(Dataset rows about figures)
"""
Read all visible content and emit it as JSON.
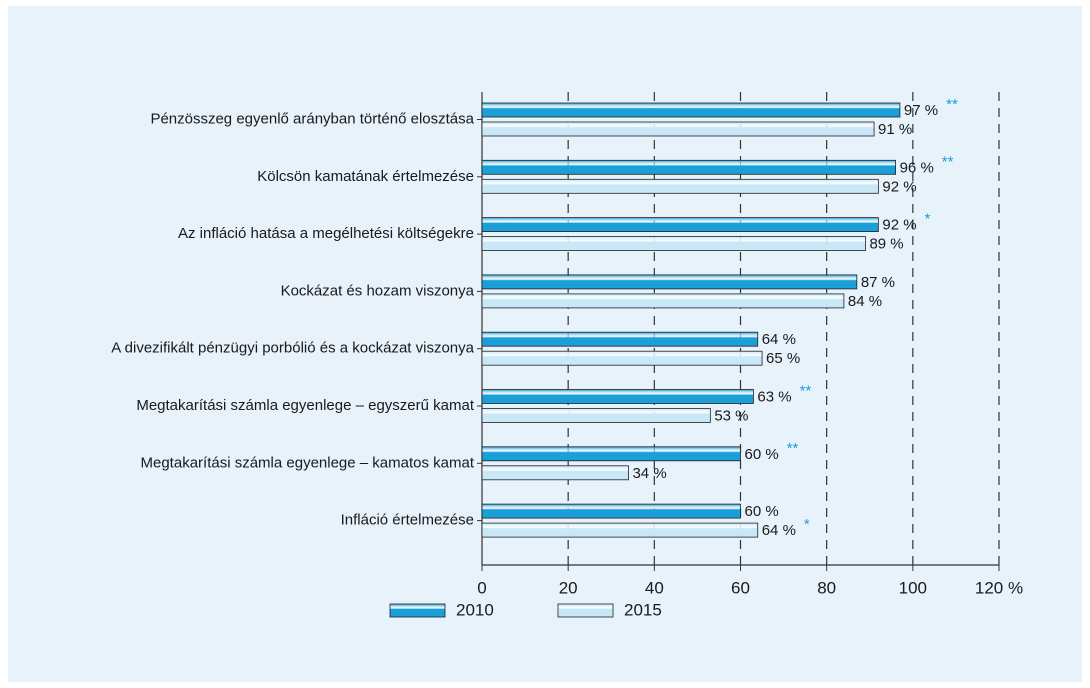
{
  "chart_data": {
    "type": "bar",
    "orientation": "horizontal",
    "categories": [
      "Pénzösszeg egyenlő arányban történő elosztása",
      "Kölcsön kamatának értelmezése",
      "Az infláció hatása a megélhetési költségekre",
      "Kockázat és hozam viszonya",
      "A divezifikált pénzügyi porbólió és a kockázat viszonya",
      "Megtakarítási számla egyenlege – egyszerű kamat",
      "Megtakarítási számla egyenlege – kamatos kamat",
      "Infláció értelmezése"
    ],
    "series": [
      {
        "name": "2010",
        "color": "#1a9fd8",
        "values": [
          97,
          96,
          92,
          87,
          64,
          63,
          60,
          60
        ],
        "value_labels": [
          "97 %",
          "96 %",
          "92 %",
          "87 %",
          "64 %",
          "63 %",
          "60 %",
          "60 %"
        ],
        "significance": [
          "**",
          "**",
          "*",
          null,
          null,
          "**",
          "**",
          null
        ]
      },
      {
        "name": "2015",
        "color": "#c8e8f8",
        "values": [
          91,
          92,
          89,
          84,
          65,
          53,
          34,
          64
        ],
        "value_labels": [
          "91 %",
          "92 %",
          "89 %",
          "84 %",
          "65 %",
          "53 %",
          "34 %",
          "64 %"
        ],
        "significance": [
          null,
          null,
          null,
          null,
          null,
          null,
          null,
          "*"
        ]
      }
    ],
    "xlim": [
      0,
      120
    ],
    "xticks": [
      0,
      20,
      40,
      60,
      80,
      100,
      {
        "value": 120,
        "label": "120 %"
      }
    ],
    "grid": true,
    "legend": "bottom"
  }
}
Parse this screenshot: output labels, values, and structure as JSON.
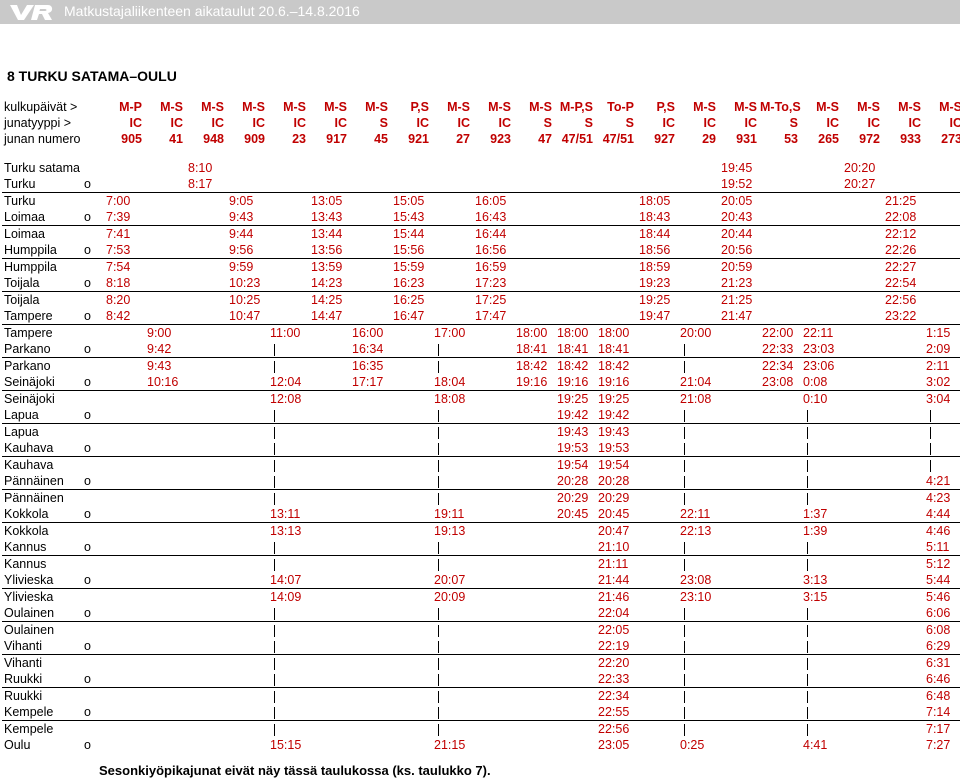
{
  "header": {
    "title": "Matkustajaliikenteen aikataulut 20.6.–14.8.2016",
    "brand_color": "#c00000"
  },
  "section_title": "8 TURKU SATAMA–OULU",
  "footnote": "Sesonkiyöpikajunat eivät näy tässä taulukossa (ks. taulukko 7).",
  "columns": [
    {
      "days": "M-P",
      "type": "IC",
      "num": "905"
    },
    {
      "days": "M-S",
      "type": "IC",
      "num": "41"
    },
    {
      "days": "M-S",
      "type": "IC",
      "num": "948"
    },
    {
      "days": "M-S",
      "type": "IC",
      "num": "909"
    },
    {
      "days": "M-S",
      "type": "IC",
      "num": "23"
    },
    {
      "days": "M-S",
      "type": "IC",
      "num": "917"
    },
    {
      "days": "M-S",
      "type": "S",
      "num": "45"
    },
    {
      "days": "P,S",
      "type": "IC",
      "num": "921"
    },
    {
      "days": "M-S",
      "type": "IC",
      "num": "27"
    },
    {
      "days": "M-S",
      "type": "IC",
      "num": "923"
    },
    {
      "days": "M-S",
      "type": "S",
      "num": "47"
    },
    {
      "days": "M-P,S",
      "type": "S",
      "num": "47/51"
    },
    {
      "days": "To-P",
      "type": "S",
      "num": "47/51"
    },
    {
      "days": "P,S",
      "type": "IC",
      "num": "927"
    },
    {
      "days": "M-S",
      "type": "IC",
      "num": "29"
    },
    {
      "days": "M-S",
      "type": "IC",
      "num": "931"
    },
    {
      "days": "M-To,S",
      "type": "S",
      "num": "53"
    },
    {
      "days": "M-S",
      "type": "IC",
      "num": "265"
    },
    {
      "days": "M-S",
      "type": "IC",
      "num": "972"
    },
    {
      "days": "M-S",
      "type": "IC",
      "num": "933"
    },
    {
      "days": "M-S",
      "type": "IC",
      "num": "273"
    }
  ],
  "header_labels": {
    "days": "kulkupäivät >",
    "type": "junatyyppi >",
    "num": "junan numero"
  },
  "rows": [
    {
      "st": "Turku satama",
      "mk": "",
      "sep": false,
      "t": [
        "",
        "",
        "8:10",
        "",
        "",
        "",
        "",
        "",
        "",
        "",
        "",
        "",
        "",
        "",
        "",
        "19:45",
        "",
        "",
        "20:20",
        "",
        ""
      ]
    },
    {
      "st": "Turku",
      "mk": "o",
      "sep": false,
      "t": [
        "",
        "",
        "8:17",
        "",
        "",
        "",
        "",
        "",
        "",
        "",
        "",
        "",
        "",
        "",
        "",
        "19:52",
        "",
        "",
        "20:27",
        "",
        ""
      ]
    },
    {
      "st": "Turku",
      "mk": "",
      "sep": true,
      "t": [
        "7:00",
        "",
        "",
        "9:05",
        "",
        "13:05",
        "",
        "15:05",
        "",
        "16:05",
        "",
        "",
        "",
        "18:05",
        "",
        "20:05",
        "",
        "",
        "",
        "21:25",
        ""
      ]
    },
    {
      "st": "Loimaa",
      "mk": "o",
      "sep": false,
      "t": [
        "7:39",
        "",
        "",
        "9:43",
        "",
        "13:43",
        "",
        "15:43",
        "",
        "16:43",
        "",
        "",
        "",
        "18:43",
        "",
        "20:43",
        "",
        "",
        "",
        "22:08",
        ""
      ]
    },
    {
      "st": "Loimaa",
      "mk": "",
      "sep": true,
      "t": [
        "7:41",
        "",
        "",
        "9:44",
        "",
        "13:44",
        "",
        "15:44",
        "",
        "16:44",
        "",
        "",
        "",
        "18:44",
        "",
        "20:44",
        "",
        "",
        "",
        "22:12",
        ""
      ]
    },
    {
      "st": "Humppila",
      "mk": "o",
      "sep": false,
      "t": [
        "7:53",
        "",
        "",
        "9:56",
        "",
        "13:56",
        "",
        "15:56",
        "",
        "16:56",
        "",
        "",
        "",
        "18:56",
        "",
        "20:56",
        "",
        "",
        "",
        "22:26",
        ""
      ]
    },
    {
      "st": "Humppila",
      "mk": "",
      "sep": true,
      "t": [
        "7:54",
        "",
        "",
        "9:59",
        "",
        "13:59",
        "",
        "15:59",
        "",
        "16:59",
        "",
        "",
        "",
        "18:59",
        "",
        "20:59",
        "",
        "",
        "",
        "22:27",
        ""
      ]
    },
    {
      "st": "Toijala",
      "mk": "o",
      "sep": false,
      "t": [
        "8:18",
        "",
        "",
        "10:23",
        "",
        "14:23",
        "",
        "16:23",
        "",
        "17:23",
        "",
        "",
        "",
        "19:23",
        "",
        "21:23",
        "",
        "",
        "",
        "22:54",
        ""
      ]
    },
    {
      "st": "Toijala",
      "mk": "",
      "sep": true,
      "t": [
        "8:20",
        "",
        "",
        "10:25",
        "",
        "14:25",
        "",
        "16:25",
        "",
        "17:25",
        "",
        "",
        "",
        "19:25",
        "",
        "21:25",
        "",
        "",
        "",
        "22:56",
        ""
      ]
    },
    {
      "st": "Tampere",
      "mk": "o",
      "sep": false,
      "t": [
        "8:42",
        "",
        "",
        "10:47",
        "",
        "14:47",
        "",
        "16:47",
        "",
        "17:47",
        "",
        "",
        "",
        "19:47",
        "",
        "21:47",
        "",
        "",
        "",
        "23:22",
        ""
      ]
    },
    {
      "st": "Tampere",
      "mk": "",
      "sep": true,
      "t": [
        "",
        "9:00",
        "",
        "",
        "11:00",
        "",
        "16:00",
        "",
        "17:00",
        "",
        "18:00",
        "18:00",
        "18:00",
        "",
        "20:00",
        "",
        "22:00",
        "22:11",
        "",
        "",
        "1:15"
      ]
    },
    {
      "st": "Parkano",
      "mk": "o",
      "sep": false,
      "t": [
        "",
        "9:42",
        "",
        "",
        "|",
        "",
        "16:34",
        "",
        "|",
        "",
        "18:41",
        "18:41",
        "18:41",
        "",
        "|",
        "",
        "22:33",
        "23:03",
        "",
        "",
        "2:09"
      ]
    },
    {
      "st": "Parkano",
      "mk": "",
      "sep": true,
      "t": [
        "",
        "9:43",
        "",
        "",
        "|",
        "",
        "16:35",
        "",
        "|",
        "",
        "18:42",
        "18:42",
        "18:42",
        "",
        "|",
        "",
        "22:34",
        "23:06",
        "",
        "",
        "2:11"
      ]
    },
    {
      "st": "Seinäjoki",
      "mk": "o",
      "sep": false,
      "t": [
        "",
        "10:16",
        "",
        "",
        "12:04",
        "",
        "17:17",
        "",
        "18:04",
        "",
        "19:16",
        "19:16",
        "19:16",
        "",
        "21:04",
        "",
        "23:08",
        "0:08",
        "",
        "",
        "3:02"
      ]
    },
    {
      "st": "Seinäjoki",
      "mk": "",
      "sep": true,
      "t": [
        "",
        "",
        "",
        "",
        "12:08",
        "",
        "",
        "",
        "18:08",
        "",
        "",
        "19:25",
        "19:25",
        "",
        "21:08",
        "",
        "",
        "0:10",
        "",
        "",
        "3:04"
      ]
    },
    {
      "st": "Lapua",
      "mk": "o",
      "sep": false,
      "t": [
        "",
        "",
        "",
        "",
        "|",
        "",
        "",
        "",
        "|",
        "",
        "",
        "19:42",
        "19:42",
        "",
        "|",
        "",
        "",
        "|",
        "",
        "",
        "|"
      ]
    },
    {
      "st": "Lapua",
      "mk": "",
      "sep": true,
      "t": [
        "",
        "",
        "",
        "",
        "|",
        "",
        "",
        "",
        "|",
        "",
        "",
        "19:43",
        "19:43",
        "",
        "|",
        "",
        "",
        "|",
        "",
        "",
        "|"
      ]
    },
    {
      "st": "Kauhava",
      "mk": "o",
      "sep": false,
      "t": [
        "",
        "",
        "",
        "",
        "|",
        "",
        "",
        "",
        "|",
        "",
        "",
        "19:53",
        "19:53",
        "",
        "|",
        "",
        "",
        "|",
        "",
        "",
        "|"
      ]
    },
    {
      "st": "Kauhava",
      "mk": "",
      "sep": true,
      "t": [
        "",
        "",
        "",
        "",
        "|",
        "",
        "",
        "",
        "|",
        "",
        "",
        "19:54",
        "19:54",
        "",
        "|",
        "",
        "",
        "|",
        "",
        "",
        "|"
      ]
    },
    {
      "st": "Pännäinen",
      "mk": "o",
      "sep": false,
      "t": [
        "",
        "",
        "",
        "",
        "|",
        "",
        "",
        "",
        "|",
        "",
        "",
        "20:28",
        "20:28",
        "",
        "|",
        "",
        "",
        "|",
        "",
        "",
        "4:21"
      ]
    },
    {
      "st": "Pännäinen",
      "mk": "",
      "sep": true,
      "t": [
        "",
        "",
        "",
        "",
        "|",
        "",
        "",
        "",
        "|",
        "",
        "",
        "20:29",
        "20:29",
        "",
        "|",
        "",
        "",
        "|",
        "",
        "",
        "4:23"
      ]
    },
    {
      "st": "Kokkola",
      "mk": "o",
      "sep": false,
      "t": [
        "",
        "",
        "",
        "",
        "13:11",
        "",
        "",
        "",
        "19:11",
        "",
        "",
        "20:45",
        "20:45",
        "",
        "22:11",
        "",
        "",
        "1:37",
        "",
        "",
        "4:44"
      ]
    },
    {
      "st": "Kokkola",
      "mk": "",
      "sep": true,
      "t": [
        "",
        "",
        "",
        "",
        "13:13",
        "",
        "",
        "",
        "19:13",
        "",
        "",
        "",
        "20:47",
        "",
        "22:13",
        "",
        "",
        "1:39",
        "",
        "",
        "4:46"
      ]
    },
    {
      "st": "Kannus",
      "mk": "o",
      "sep": false,
      "t": [
        "",
        "",
        "",
        "",
        "|",
        "",
        "",
        "",
        "|",
        "",
        "",
        "",
        "21:10",
        "",
        "|",
        "",
        "",
        "|",
        "",
        "",
        "5:11"
      ]
    },
    {
      "st": "Kannus",
      "mk": "",
      "sep": true,
      "t": [
        "",
        "",
        "",
        "",
        "|",
        "",
        "",
        "",
        "|",
        "",
        "",
        "",
        "21:11",
        "",
        "|",
        "",
        "",
        "|",
        "",
        "",
        "5:12"
      ]
    },
    {
      "st": "Ylivieska",
      "mk": "o",
      "sep": false,
      "t": [
        "",
        "",
        "",
        "",
        "14:07",
        "",
        "",
        "",
        "20:07",
        "",
        "",
        "",
        "21:44",
        "",
        "23:08",
        "",
        "",
        "3:13",
        "",
        "",
        "5:44"
      ]
    },
    {
      "st": "Ylivieska",
      "mk": "",
      "sep": true,
      "t": [
        "",
        "",
        "",
        "",
        "14:09",
        "",
        "",
        "",
        "20:09",
        "",
        "",
        "",
        "21:46",
        "",
        "23:10",
        "",
        "",
        "3:15",
        "",
        "",
        "5:46"
      ]
    },
    {
      "st": "Oulainen",
      "mk": "o",
      "sep": false,
      "t": [
        "",
        "",
        "",
        "",
        "|",
        "",
        "",
        "",
        "|",
        "",
        "",
        "",
        "22:04",
        "",
        "|",
        "",
        "",
        "|",
        "",
        "",
        "6:06"
      ]
    },
    {
      "st": "Oulainen",
      "mk": "",
      "sep": true,
      "t": [
        "",
        "",
        "",
        "",
        "|",
        "",
        "",
        "",
        "|",
        "",
        "",
        "",
        "22:05",
        "",
        "|",
        "",
        "",
        "|",
        "",
        "",
        "6:08"
      ]
    },
    {
      "st": "Vihanti",
      "mk": "o",
      "sep": false,
      "t": [
        "",
        "",
        "",
        "",
        "|",
        "",
        "",
        "",
        "|",
        "",
        "",
        "",
        "22:19",
        "",
        "|",
        "",
        "",
        "|",
        "",
        "",
        "6:29"
      ]
    },
    {
      "st": "Vihanti",
      "mk": "",
      "sep": true,
      "t": [
        "",
        "",
        "",
        "",
        "|",
        "",
        "",
        "",
        "|",
        "",
        "",
        "",
        "22:20",
        "",
        "|",
        "",
        "",
        "|",
        "",
        "",
        "6:31"
      ]
    },
    {
      "st": "Ruukki",
      "mk": "o",
      "sep": false,
      "t": [
        "",
        "",
        "",
        "",
        "|",
        "",
        "",
        "",
        "|",
        "",
        "",
        "",
        "22:33",
        "",
        "|",
        "",
        "",
        "|",
        "",
        "",
        "6:46"
      ]
    },
    {
      "st": "Ruukki",
      "mk": "",
      "sep": true,
      "t": [
        "",
        "",
        "",
        "",
        "|",
        "",
        "",
        "",
        "|",
        "",
        "",
        "",
        "22:34",
        "",
        "|",
        "",
        "",
        "|",
        "",
        "",
        "6:48"
      ]
    },
    {
      "st": "Kempele",
      "mk": "o",
      "sep": false,
      "t": [
        "",
        "",
        "",
        "",
        "|",
        "",
        "",
        "",
        "|",
        "",
        "",
        "",
        "22:55",
        "",
        "|",
        "",
        "",
        "|",
        "",
        "",
        "7:14"
      ]
    },
    {
      "st": "Kempele",
      "mk": "",
      "sep": true,
      "t": [
        "",
        "",
        "",
        "",
        "|",
        "",
        "",
        "",
        "|",
        "",
        "",
        "",
        "22:56",
        "",
        "|",
        "",
        "",
        "|",
        "",
        "",
        "7:17"
      ]
    },
    {
      "st": "Oulu",
      "mk": "o",
      "sep": false,
      "t": [
        "",
        "",
        "",
        "",
        "15:15",
        "",
        "",
        "",
        "21:15",
        "",
        "",
        "",
        "23:05",
        "",
        "0:25",
        "",
        "",
        "4:41",
        "",
        "",
        "7:27"
      ]
    }
  ]
}
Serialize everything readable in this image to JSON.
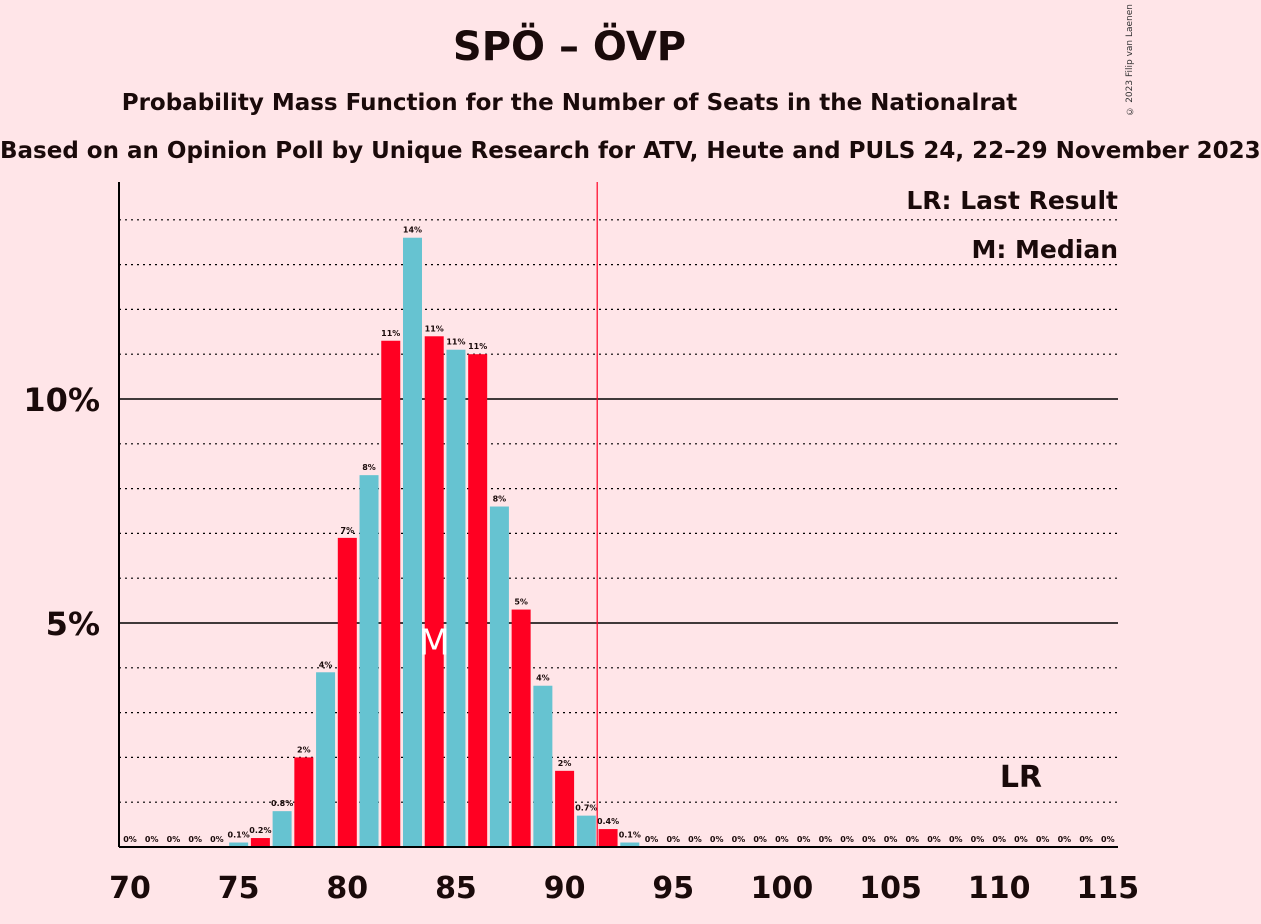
{
  "header": {
    "title": "SPÖ – ÖVP",
    "subtitle": "Probability Mass Function for the Number of Seats in the Nationalrat",
    "source": "Based on an Opinion Poll by Unique Research for ATV, Heute and PULS 24, 22–29 November 2023",
    "copyright": "© 2023 Filip van Laenen"
  },
  "legend": {
    "lr": "LR: Last Result",
    "m": "M: Median"
  },
  "colors": {
    "red": "#FF0022",
    "blue": "#66C3D1",
    "background": "#FFE5E8"
  },
  "chart_data": {
    "type": "bar",
    "x": [
      70,
      71,
      72,
      73,
      74,
      75,
      76,
      77,
      78,
      79,
      80,
      81,
      82,
      83,
      84,
      85,
      86,
      87,
      88,
      89,
      90,
      91,
      92,
      93,
      94,
      95,
      96,
      97,
      98,
      99,
      100,
      101,
      102,
      103,
      104,
      105,
      106,
      107,
      108,
      109,
      110,
      111,
      112,
      113,
      114,
      115
    ],
    "values": [
      0,
      0,
      0,
      0,
      0,
      0.1,
      0.2,
      0.8,
      2.0,
      3.9,
      6.9,
      8.3,
      11.3,
      13.6,
      11.4,
      11.1,
      11.0,
      7.6,
      5.3,
      3.6,
      1.7,
      0.7,
      0.4,
      0.1,
      0,
      0,
      0,
      0,
      0,
      0,
      0,
      0,
      0,
      0,
      0,
      0,
      0,
      0,
      0,
      0,
      0,
      0,
      0,
      0,
      0,
      0
    ],
    "labels": [
      "0%",
      "0%",
      "0%",
      "0%",
      "0%",
      "0.1%",
      "0.2%",
      "0.8%",
      "2%",
      "4%",
      "7%",
      "8%",
      "11%",
      "14%",
      "11%",
      "11%",
      "11%",
      "8%",
      "5%",
      "4%",
      "2%",
      "0.7%",
      "0.4%",
      "0.1%",
      "0%",
      "0%",
      "0%",
      "0%",
      "0%",
      "0%",
      "0%",
      "0%",
      "0%",
      "0%",
      "0%",
      "0%",
      "0%",
      "0%",
      "0%",
      "0%",
      "0%",
      "0%",
      "0%",
      "0%",
      "0%",
      "0%"
    ],
    "x_ticks": [
      "70",
      "75",
      "80",
      "85",
      "90",
      "95",
      "100",
      "105",
      "110",
      "115"
    ],
    "y_ticks": [
      "5%",
      "10%"
    ],
    "ylim": [
      0,
      14.8
    ],
    "majority_line": 91.5,
    "median": 84,
    "median_label": "M",
    "last_result": 111,
    "last_result_label": "LR"
  }
}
"""
◆ WHAT TO PRODUCE ◆
Leave out every line without the string "Megtakarítási" and copy the rest.

◆ RESULT OF THE TASK ◆
      "Megtakarítási számla egyenlege – egyszerű kamat",
      "Megtakarítási számla egyenlege – kamatos kamat",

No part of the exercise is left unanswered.